— Start —

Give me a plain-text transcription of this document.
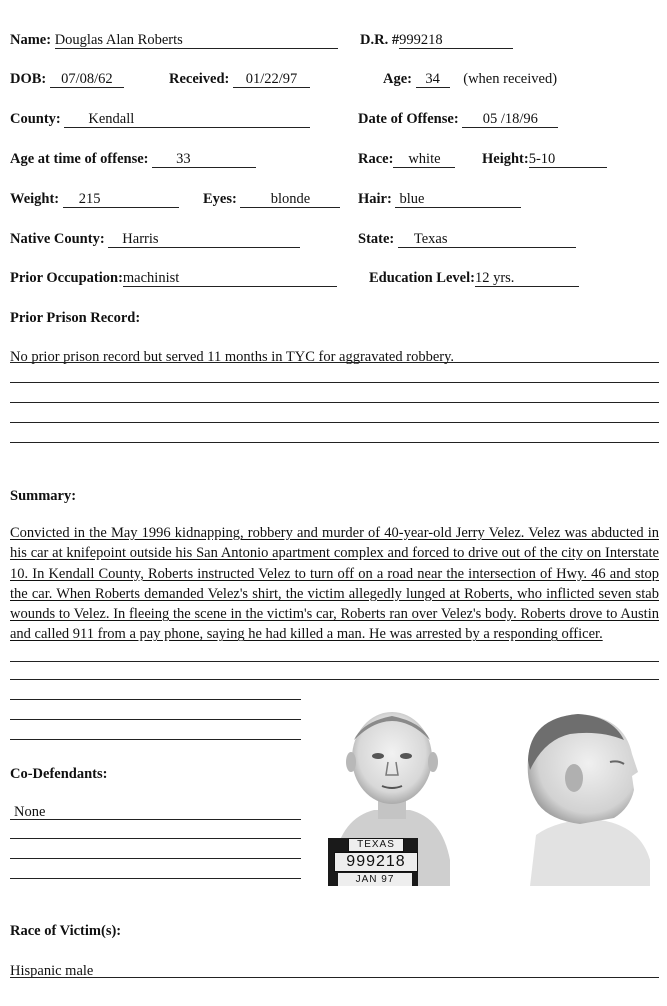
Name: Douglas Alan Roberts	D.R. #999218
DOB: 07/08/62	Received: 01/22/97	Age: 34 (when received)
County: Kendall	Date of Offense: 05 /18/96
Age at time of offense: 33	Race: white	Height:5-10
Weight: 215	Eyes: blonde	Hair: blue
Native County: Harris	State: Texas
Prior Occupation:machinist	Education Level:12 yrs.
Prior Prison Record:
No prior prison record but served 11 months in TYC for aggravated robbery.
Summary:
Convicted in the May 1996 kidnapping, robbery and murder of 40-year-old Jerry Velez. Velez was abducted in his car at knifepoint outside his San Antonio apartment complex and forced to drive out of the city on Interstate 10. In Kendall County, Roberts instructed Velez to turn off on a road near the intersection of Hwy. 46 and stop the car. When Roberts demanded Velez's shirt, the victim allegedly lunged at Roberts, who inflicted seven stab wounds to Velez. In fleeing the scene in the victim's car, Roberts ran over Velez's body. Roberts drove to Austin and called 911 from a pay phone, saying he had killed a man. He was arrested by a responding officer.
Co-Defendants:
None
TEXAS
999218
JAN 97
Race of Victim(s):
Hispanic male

— End —
— Start —

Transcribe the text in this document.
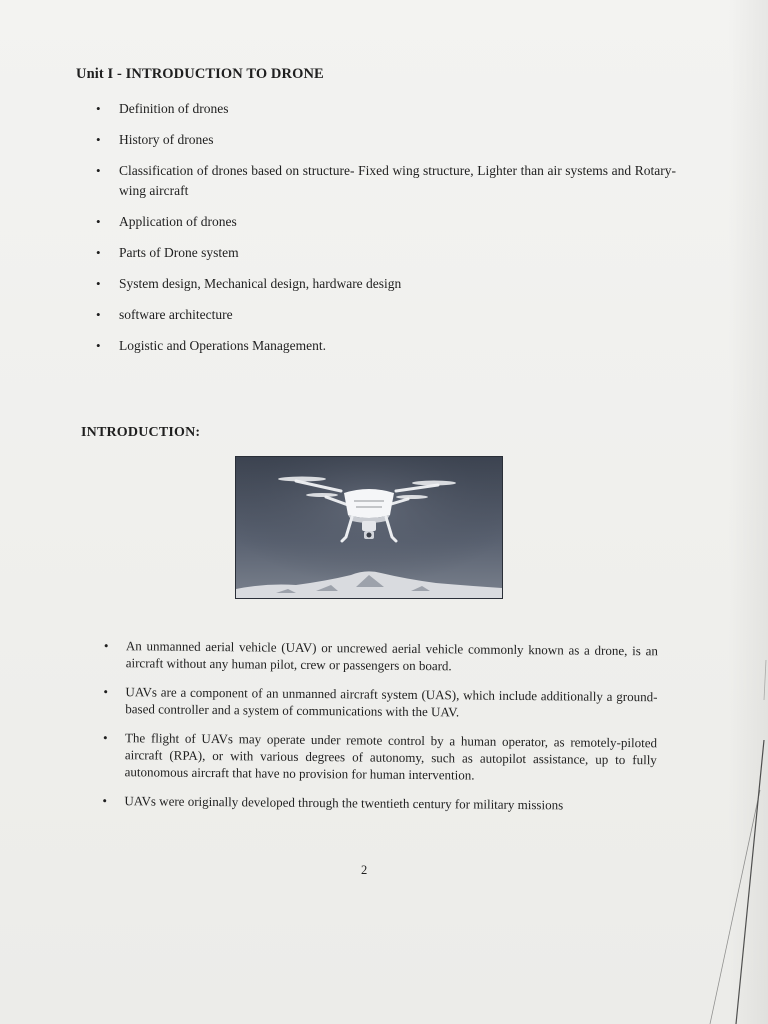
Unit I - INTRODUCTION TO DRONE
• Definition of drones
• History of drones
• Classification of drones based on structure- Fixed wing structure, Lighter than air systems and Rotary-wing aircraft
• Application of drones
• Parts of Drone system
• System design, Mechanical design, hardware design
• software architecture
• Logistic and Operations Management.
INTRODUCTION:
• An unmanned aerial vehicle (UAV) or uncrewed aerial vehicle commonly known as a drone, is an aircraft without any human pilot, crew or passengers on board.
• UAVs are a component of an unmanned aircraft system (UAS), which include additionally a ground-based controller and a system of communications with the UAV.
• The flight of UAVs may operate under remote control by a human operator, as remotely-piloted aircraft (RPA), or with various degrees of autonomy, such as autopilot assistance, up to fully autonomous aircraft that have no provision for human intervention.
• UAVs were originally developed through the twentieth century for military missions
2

— End —

PROBLEM STATEMENT: Each line containing the word "based" counts once; say how many such lines there are, giving only the number.

COMPLETE OUTPUT: 2